# DATA EXCERPTS
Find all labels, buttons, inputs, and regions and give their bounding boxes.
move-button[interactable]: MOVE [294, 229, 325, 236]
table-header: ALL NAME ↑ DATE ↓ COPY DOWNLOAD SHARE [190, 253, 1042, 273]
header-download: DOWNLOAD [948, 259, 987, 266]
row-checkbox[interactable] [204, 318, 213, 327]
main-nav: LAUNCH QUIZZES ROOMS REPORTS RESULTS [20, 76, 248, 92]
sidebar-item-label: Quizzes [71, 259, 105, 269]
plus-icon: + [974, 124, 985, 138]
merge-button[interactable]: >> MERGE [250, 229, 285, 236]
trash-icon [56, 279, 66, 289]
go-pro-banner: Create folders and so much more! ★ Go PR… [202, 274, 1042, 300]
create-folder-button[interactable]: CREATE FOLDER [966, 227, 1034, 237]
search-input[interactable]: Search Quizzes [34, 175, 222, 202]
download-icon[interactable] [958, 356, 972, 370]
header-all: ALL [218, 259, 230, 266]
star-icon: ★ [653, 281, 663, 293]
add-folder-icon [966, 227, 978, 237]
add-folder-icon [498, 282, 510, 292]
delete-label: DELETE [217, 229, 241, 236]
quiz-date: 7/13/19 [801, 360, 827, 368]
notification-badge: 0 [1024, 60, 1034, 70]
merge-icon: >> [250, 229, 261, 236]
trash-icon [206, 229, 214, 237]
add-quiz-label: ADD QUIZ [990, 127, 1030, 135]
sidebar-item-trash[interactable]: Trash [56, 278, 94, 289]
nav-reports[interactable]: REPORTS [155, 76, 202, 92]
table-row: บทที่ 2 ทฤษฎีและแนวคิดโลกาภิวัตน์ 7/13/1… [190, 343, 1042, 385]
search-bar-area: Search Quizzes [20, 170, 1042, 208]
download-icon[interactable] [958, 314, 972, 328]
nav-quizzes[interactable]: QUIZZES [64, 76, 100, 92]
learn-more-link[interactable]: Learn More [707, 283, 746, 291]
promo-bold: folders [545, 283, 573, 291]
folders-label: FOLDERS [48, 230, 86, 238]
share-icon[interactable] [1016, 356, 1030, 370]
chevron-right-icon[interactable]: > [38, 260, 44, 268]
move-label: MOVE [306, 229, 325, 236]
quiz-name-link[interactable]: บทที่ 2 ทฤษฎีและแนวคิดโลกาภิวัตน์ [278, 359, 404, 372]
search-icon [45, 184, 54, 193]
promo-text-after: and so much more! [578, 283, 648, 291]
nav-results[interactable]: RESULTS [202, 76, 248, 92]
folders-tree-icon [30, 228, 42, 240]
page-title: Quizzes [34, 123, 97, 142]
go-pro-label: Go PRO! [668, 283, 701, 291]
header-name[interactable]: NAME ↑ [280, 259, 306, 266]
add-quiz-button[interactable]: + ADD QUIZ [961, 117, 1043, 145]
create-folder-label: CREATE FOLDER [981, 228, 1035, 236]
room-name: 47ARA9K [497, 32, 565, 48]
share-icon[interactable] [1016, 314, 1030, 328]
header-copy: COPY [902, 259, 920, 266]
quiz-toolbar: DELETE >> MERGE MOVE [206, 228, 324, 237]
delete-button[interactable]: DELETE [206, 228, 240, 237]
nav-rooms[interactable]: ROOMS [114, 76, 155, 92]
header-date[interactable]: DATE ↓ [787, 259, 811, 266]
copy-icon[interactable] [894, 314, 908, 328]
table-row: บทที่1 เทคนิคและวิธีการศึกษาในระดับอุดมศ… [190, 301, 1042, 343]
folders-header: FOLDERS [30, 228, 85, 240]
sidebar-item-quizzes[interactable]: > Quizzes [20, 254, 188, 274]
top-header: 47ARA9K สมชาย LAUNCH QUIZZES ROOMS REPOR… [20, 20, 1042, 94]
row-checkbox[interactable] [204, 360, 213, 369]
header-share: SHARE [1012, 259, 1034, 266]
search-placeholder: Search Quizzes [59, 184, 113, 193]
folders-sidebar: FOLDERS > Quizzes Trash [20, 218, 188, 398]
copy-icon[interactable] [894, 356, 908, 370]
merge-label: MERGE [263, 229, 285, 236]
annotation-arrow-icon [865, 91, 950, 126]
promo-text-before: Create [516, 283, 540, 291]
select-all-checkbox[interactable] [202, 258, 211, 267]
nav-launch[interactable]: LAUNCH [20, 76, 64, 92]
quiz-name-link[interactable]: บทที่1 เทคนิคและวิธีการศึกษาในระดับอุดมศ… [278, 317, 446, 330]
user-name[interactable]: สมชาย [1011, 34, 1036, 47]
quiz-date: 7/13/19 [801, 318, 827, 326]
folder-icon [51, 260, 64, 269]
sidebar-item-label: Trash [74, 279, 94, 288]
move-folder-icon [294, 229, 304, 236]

# SHORT EXERCISE
Copy the material word for word, starting at its first line and ending with the line that contains "quiz-date: 7/13/19 [801, 360, 827, 368]". Include both of those lines.

# SOLUTION
Find all labels, buttons, inputs, and regions and give their bounding boxes.
move-button[interactable]: MOVE [294, 229, 325, 236]
table-header: ALL NAME ↑ DATE ↓ COPY DOWNLOAD SHARE [190, 253, 1042, 273]
header-download: DOWNLOAD [948, 259, 987, 266]
row-checkbox[interactable] [204, 318, 213, 327]
main-nav: LAUNCH QUIZZES ROOMS REPORTS RESULTS [20, 76, 248, 92]
sidebar-item-label: Quizzes [71, 259, 105, 269]
plus-icon: + [974, 124, 985, 138]
merge-button[interactable]: >> MERGE [250, 229, 285, 236]
trash-icon [56, 279, 66, 289]
go-pro-banner: Create folders and so much more! ★ Go PR… [202, 274, 1042, 300]
create-folder-button[interactable]: CREATE FOLDER [966, 227, 1034, 237]
search-input[interactable]: Search Quizzes [34, 175, 222, 202]
download-icon[interactable] [958, 356, 972, 370]
header-all: ALL [218, 259, 230, 266]
star-icon: ★ [653, 281, 663, 293]
add-folder-icon [966, 227, 978, 237]
add-folder-icon [498, 282, 510, 292]
delete-label: DELETE [217, 229, 241, 236]
quiz-date: 7/13/19 [801, 360, 827, 368]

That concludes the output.